Records from a data source

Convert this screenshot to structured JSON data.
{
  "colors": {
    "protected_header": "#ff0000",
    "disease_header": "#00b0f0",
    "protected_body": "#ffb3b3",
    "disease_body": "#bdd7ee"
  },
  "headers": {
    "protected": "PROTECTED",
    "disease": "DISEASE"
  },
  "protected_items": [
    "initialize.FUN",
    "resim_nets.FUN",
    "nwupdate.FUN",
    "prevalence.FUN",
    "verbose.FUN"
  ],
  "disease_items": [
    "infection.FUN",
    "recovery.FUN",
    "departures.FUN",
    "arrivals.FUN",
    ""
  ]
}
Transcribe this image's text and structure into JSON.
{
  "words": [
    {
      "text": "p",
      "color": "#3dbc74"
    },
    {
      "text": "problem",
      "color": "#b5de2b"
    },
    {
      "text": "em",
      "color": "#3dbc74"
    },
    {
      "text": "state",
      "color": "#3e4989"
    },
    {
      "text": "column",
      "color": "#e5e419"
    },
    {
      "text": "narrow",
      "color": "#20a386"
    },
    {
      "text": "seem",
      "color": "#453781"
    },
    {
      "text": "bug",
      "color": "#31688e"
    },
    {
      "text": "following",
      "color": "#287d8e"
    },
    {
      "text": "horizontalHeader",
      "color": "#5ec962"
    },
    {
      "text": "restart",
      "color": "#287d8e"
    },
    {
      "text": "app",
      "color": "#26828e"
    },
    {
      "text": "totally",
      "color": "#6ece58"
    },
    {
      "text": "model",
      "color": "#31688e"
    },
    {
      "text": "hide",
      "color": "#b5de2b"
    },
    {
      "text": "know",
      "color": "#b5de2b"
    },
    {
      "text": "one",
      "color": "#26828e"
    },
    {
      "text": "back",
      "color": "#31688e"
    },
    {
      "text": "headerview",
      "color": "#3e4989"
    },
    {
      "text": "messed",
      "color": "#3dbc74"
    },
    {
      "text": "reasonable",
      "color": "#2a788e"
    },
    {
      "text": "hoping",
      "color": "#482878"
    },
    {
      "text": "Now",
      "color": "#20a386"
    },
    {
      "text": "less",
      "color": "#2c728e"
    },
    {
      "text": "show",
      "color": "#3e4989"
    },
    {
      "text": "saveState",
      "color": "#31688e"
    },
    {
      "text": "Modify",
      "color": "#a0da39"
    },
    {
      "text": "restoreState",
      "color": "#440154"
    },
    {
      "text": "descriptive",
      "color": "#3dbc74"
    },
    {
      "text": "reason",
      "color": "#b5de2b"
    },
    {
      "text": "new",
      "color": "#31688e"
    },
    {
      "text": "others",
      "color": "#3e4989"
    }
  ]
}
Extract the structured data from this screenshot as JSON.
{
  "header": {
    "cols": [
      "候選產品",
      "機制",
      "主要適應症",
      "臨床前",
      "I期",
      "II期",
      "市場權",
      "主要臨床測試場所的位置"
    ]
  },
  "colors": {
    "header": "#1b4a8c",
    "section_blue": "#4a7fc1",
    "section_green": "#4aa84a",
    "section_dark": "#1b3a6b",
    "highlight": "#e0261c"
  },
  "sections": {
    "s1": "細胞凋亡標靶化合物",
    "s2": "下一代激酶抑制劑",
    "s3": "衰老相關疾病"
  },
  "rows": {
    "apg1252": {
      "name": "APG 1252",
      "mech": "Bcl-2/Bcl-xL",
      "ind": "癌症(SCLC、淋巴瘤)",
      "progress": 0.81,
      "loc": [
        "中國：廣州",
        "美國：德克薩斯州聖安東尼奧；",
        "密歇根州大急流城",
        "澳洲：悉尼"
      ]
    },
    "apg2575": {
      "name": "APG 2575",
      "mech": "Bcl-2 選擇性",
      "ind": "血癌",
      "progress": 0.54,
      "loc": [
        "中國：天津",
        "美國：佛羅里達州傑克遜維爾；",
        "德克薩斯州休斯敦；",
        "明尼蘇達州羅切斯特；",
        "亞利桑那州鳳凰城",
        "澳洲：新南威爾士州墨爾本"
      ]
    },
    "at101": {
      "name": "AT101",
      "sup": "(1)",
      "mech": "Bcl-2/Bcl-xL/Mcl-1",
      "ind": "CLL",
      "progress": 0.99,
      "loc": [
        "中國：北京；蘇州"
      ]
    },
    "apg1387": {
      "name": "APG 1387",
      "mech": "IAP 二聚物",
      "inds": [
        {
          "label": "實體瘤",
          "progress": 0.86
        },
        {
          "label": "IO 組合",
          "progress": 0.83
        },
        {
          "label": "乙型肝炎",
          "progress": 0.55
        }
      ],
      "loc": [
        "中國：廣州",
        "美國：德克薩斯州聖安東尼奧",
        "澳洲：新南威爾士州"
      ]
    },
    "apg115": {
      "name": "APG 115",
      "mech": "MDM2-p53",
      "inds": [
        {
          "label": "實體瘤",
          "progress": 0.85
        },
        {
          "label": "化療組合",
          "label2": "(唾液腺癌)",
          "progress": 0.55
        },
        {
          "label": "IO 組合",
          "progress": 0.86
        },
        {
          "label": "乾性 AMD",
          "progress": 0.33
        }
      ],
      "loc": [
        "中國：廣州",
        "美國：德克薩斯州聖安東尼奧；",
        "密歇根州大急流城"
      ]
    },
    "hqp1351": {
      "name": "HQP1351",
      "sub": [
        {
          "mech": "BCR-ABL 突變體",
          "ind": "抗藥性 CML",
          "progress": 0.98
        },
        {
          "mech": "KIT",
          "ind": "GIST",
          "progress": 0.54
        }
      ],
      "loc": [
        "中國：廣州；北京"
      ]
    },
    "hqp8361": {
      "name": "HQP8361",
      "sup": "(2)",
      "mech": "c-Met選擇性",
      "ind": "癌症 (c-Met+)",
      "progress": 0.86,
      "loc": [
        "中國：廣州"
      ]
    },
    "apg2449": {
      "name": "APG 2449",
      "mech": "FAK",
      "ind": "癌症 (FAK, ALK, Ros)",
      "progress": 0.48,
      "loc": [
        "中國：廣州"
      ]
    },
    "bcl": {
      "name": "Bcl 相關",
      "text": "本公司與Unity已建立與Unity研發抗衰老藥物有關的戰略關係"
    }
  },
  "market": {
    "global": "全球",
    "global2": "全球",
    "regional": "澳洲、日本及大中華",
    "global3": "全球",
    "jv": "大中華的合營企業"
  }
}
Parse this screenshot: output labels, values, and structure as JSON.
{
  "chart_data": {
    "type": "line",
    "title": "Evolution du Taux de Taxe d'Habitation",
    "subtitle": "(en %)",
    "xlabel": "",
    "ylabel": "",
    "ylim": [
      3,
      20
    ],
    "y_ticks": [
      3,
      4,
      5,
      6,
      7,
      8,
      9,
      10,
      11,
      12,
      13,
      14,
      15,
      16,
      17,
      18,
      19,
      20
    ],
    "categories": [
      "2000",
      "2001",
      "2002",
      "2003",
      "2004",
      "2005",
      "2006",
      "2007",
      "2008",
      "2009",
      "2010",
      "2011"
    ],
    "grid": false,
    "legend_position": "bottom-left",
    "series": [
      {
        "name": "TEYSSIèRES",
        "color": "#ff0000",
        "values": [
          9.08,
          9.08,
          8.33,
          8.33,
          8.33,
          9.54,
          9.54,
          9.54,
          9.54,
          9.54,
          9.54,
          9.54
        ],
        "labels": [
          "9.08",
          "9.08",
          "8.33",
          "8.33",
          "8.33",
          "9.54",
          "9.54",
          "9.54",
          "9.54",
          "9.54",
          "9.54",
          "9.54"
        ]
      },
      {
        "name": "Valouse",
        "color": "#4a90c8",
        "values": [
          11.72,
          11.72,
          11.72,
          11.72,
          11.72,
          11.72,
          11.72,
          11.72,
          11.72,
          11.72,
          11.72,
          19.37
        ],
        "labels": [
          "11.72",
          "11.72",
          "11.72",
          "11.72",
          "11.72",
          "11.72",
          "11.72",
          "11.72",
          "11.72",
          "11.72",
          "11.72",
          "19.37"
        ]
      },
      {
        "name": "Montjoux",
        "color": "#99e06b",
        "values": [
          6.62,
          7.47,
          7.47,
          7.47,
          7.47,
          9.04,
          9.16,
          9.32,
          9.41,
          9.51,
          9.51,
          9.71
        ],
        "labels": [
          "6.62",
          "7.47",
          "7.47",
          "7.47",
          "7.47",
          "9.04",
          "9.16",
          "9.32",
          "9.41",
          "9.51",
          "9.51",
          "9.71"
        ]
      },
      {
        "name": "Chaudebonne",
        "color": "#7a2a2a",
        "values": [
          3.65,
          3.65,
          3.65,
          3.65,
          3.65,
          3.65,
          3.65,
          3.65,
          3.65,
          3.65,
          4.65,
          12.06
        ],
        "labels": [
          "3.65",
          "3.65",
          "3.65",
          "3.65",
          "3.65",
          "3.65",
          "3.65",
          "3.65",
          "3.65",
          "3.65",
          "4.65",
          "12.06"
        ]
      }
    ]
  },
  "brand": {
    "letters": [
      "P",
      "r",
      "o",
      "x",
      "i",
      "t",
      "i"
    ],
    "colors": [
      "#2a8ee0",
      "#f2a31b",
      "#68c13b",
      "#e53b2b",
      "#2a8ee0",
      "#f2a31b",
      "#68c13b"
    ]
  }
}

**REQUIRED TASK:** From the data above, show each line that contains "this".

**SOLUTION:**
Convert this screenshot to structured JSON data.
Transcribe this image's text and structure into JSON.
Extract the structured data from this screenshot as JSON.
Parse this screenshot: output labels, values, and structure as JSON.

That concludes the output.